▶ [Objetivo de la tarea]
Reproduzca el texto sobre el psiquiatra Martin Dysart desde "Sin embargo, algo" hasta "psicoanalizando.", sustituyendo "sumo sacerdote" por "gran sacerdote".

El psiquiatra Martin
Dysart habla a la cámara y parece que su charla no tiene fin. Quizá no le guste
demasiado hurgar en las mentes de los demás porque, en el fondo, lo único que
consigue es descubrir cosas de sí mismo que no le gustan demasiado. Puede que
las soluciones que él ofrece tampoco sean remedios de valor. Tuvo que hacerse
cargo de un caso extremo y terrible. Un chaval de diecisiete años que cegó a
seis caballos en un establo. Tal vez lo hizo porque quería liberarse de las
cadenas que la misma existencia va sembrando en la vida. Dysart no entabló
contacto con él de forma fácil. Intentó una cosa, luego, otra. Y al final, un
juego fue la llave. Una especie de quid
pro quo en el que cada uno respondía las preguntas del otro. Un ajedrez
oral que dependía, más que nunca, de la astucia y de las defensas del
contrario. Y en esos baluartes se halla la religión y el ateísmo, fuerzas
antagónicas encarnadas, con un punto de fanatismo, por los padres del muchacho.
Sin embargo, algo llama la atención en el médico. El chaval se siente atraído
por los puntos más violentos de la Biblia. Al mismo tiempo, el psiquiatra saca
a la luz sueños de sacrificio en los que él oficia de sumo sacerdote. Y se
esconde detrás de la vocación para ocultar que, en realidad, él también se está
psicoanalizando.

▶ [Información proporcionada]
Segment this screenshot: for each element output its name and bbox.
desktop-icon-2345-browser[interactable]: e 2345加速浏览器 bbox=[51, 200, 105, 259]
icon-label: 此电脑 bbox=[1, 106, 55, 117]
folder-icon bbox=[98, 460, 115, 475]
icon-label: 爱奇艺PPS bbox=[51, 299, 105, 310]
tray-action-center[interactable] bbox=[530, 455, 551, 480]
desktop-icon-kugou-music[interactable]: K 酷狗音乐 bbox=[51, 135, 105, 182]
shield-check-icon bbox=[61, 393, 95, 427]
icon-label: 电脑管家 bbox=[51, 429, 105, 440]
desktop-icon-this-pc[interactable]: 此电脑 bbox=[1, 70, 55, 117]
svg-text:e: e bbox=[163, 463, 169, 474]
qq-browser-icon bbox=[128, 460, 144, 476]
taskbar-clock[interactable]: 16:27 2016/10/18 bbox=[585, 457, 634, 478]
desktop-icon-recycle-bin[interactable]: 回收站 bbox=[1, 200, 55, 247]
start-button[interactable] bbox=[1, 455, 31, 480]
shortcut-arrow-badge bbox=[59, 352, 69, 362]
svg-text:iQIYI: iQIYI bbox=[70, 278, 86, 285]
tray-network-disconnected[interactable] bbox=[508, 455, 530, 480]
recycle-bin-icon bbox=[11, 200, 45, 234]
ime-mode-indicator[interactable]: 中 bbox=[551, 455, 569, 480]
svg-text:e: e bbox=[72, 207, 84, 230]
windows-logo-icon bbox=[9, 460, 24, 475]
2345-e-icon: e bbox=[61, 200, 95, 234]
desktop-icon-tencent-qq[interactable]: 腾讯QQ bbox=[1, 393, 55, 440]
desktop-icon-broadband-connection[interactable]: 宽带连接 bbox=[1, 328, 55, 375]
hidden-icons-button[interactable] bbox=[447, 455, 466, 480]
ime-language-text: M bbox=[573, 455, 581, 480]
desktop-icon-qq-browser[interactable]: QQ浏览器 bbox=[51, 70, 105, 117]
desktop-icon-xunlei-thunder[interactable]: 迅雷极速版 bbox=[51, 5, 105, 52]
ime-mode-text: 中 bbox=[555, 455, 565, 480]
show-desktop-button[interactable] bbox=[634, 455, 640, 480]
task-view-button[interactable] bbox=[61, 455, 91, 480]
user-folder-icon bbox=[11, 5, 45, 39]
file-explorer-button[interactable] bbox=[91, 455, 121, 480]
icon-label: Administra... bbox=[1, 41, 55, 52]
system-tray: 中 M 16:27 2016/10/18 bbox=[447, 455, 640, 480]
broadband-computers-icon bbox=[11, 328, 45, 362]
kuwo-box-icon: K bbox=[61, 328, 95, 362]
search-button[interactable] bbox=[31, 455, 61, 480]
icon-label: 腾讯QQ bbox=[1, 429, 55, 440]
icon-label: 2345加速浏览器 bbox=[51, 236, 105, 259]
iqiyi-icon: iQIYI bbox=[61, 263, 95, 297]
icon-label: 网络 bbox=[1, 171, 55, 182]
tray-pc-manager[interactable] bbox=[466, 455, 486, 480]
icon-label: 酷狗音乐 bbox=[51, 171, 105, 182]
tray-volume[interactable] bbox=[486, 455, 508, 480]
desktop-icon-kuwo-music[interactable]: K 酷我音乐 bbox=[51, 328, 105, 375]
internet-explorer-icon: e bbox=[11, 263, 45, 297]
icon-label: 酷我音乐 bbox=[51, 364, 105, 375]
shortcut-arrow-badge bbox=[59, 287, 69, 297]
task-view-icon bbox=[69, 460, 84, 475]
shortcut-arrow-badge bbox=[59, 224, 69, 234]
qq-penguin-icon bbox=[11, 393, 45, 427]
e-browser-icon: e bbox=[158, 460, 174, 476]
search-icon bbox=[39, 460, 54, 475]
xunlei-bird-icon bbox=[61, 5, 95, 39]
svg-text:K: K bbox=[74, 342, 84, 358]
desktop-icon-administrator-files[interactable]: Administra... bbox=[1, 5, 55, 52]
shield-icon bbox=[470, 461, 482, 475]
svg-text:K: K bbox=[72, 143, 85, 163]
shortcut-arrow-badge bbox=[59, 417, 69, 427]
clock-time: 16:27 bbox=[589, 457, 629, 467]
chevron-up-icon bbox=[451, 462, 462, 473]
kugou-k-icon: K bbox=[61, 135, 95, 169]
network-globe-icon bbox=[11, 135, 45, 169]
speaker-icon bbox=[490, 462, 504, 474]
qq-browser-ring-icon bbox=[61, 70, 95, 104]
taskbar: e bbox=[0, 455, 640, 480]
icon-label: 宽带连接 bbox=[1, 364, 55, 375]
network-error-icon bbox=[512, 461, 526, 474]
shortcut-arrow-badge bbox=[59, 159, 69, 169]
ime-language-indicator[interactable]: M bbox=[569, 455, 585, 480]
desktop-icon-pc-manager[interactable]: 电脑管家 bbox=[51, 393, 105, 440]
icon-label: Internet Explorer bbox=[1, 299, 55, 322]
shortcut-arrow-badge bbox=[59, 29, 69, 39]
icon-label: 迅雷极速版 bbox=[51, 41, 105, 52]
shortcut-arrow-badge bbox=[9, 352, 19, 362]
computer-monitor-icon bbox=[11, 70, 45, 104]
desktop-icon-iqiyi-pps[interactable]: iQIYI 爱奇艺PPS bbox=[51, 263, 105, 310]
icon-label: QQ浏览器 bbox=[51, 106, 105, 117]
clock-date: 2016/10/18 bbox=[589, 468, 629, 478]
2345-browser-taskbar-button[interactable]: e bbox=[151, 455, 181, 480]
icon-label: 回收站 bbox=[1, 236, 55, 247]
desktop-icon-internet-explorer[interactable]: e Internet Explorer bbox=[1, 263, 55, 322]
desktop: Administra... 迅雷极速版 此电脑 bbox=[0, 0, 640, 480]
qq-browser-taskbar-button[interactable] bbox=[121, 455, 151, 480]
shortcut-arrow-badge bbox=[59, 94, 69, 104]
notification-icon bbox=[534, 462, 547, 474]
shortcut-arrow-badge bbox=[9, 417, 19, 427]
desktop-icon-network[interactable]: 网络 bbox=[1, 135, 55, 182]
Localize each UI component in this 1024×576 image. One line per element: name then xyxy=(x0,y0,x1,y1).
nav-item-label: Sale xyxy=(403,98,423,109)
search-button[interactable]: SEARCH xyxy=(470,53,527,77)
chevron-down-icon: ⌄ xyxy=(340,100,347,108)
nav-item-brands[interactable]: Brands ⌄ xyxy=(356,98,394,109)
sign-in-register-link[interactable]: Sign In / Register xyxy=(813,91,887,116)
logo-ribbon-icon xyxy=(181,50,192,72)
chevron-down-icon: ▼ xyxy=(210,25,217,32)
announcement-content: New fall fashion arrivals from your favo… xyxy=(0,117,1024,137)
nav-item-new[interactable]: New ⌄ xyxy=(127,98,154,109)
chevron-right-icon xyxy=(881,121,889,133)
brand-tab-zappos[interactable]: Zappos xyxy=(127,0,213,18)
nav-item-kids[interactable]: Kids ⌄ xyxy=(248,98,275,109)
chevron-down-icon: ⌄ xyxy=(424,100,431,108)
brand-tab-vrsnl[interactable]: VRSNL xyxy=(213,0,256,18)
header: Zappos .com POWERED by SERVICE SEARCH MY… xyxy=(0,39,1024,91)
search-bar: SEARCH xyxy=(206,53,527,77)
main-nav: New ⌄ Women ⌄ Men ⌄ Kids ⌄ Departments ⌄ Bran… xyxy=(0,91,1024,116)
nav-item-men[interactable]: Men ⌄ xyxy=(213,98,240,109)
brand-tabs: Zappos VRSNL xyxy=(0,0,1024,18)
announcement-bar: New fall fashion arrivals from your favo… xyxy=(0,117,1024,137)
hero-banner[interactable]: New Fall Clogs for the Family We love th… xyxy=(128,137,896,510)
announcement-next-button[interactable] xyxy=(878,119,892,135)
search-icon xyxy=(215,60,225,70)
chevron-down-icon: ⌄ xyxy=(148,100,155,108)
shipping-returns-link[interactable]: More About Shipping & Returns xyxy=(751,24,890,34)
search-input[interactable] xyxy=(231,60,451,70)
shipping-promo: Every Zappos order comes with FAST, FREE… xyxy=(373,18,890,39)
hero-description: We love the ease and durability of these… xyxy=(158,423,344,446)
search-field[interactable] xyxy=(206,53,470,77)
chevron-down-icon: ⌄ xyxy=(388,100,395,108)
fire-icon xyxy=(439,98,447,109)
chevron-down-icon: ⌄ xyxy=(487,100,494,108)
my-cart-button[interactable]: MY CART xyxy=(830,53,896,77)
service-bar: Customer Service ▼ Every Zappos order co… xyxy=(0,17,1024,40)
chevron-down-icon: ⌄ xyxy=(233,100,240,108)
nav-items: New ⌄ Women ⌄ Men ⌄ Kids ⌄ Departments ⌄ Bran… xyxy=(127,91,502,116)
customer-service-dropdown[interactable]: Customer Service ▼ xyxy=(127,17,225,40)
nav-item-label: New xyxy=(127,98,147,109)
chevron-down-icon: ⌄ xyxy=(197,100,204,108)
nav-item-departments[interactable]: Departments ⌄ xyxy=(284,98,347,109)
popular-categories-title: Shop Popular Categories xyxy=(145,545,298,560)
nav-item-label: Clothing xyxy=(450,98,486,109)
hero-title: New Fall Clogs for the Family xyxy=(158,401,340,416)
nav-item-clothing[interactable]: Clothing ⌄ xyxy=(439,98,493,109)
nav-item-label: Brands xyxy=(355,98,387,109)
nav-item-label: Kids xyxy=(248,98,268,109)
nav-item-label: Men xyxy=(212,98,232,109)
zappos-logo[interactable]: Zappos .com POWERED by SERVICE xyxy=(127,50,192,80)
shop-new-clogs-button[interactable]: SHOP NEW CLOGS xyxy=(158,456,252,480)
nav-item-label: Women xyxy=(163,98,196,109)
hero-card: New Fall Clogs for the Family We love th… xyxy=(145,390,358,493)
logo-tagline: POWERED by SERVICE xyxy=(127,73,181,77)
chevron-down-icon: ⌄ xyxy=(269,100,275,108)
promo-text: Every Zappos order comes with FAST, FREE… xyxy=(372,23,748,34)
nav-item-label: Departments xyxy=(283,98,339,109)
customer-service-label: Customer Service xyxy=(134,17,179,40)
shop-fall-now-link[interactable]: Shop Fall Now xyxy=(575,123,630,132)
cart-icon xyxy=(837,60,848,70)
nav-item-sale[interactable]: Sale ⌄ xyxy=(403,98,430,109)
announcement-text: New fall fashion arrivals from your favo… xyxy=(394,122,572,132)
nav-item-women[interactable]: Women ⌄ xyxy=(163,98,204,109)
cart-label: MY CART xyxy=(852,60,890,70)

▶ [Respuesta del ejercicio]
Sin embargo, algo llama la atención en el médico. El chaval se siente atraído
por los puntos más violentos de la Biblia. Al mismo tiempo, el psiquiatra saca
a la luz sueños de sacrificio en los que él oficia de gran sacerdote. Y se
esconde detrás de la vocación para ocultar que, en realidad, él también se está
psicoanalizando.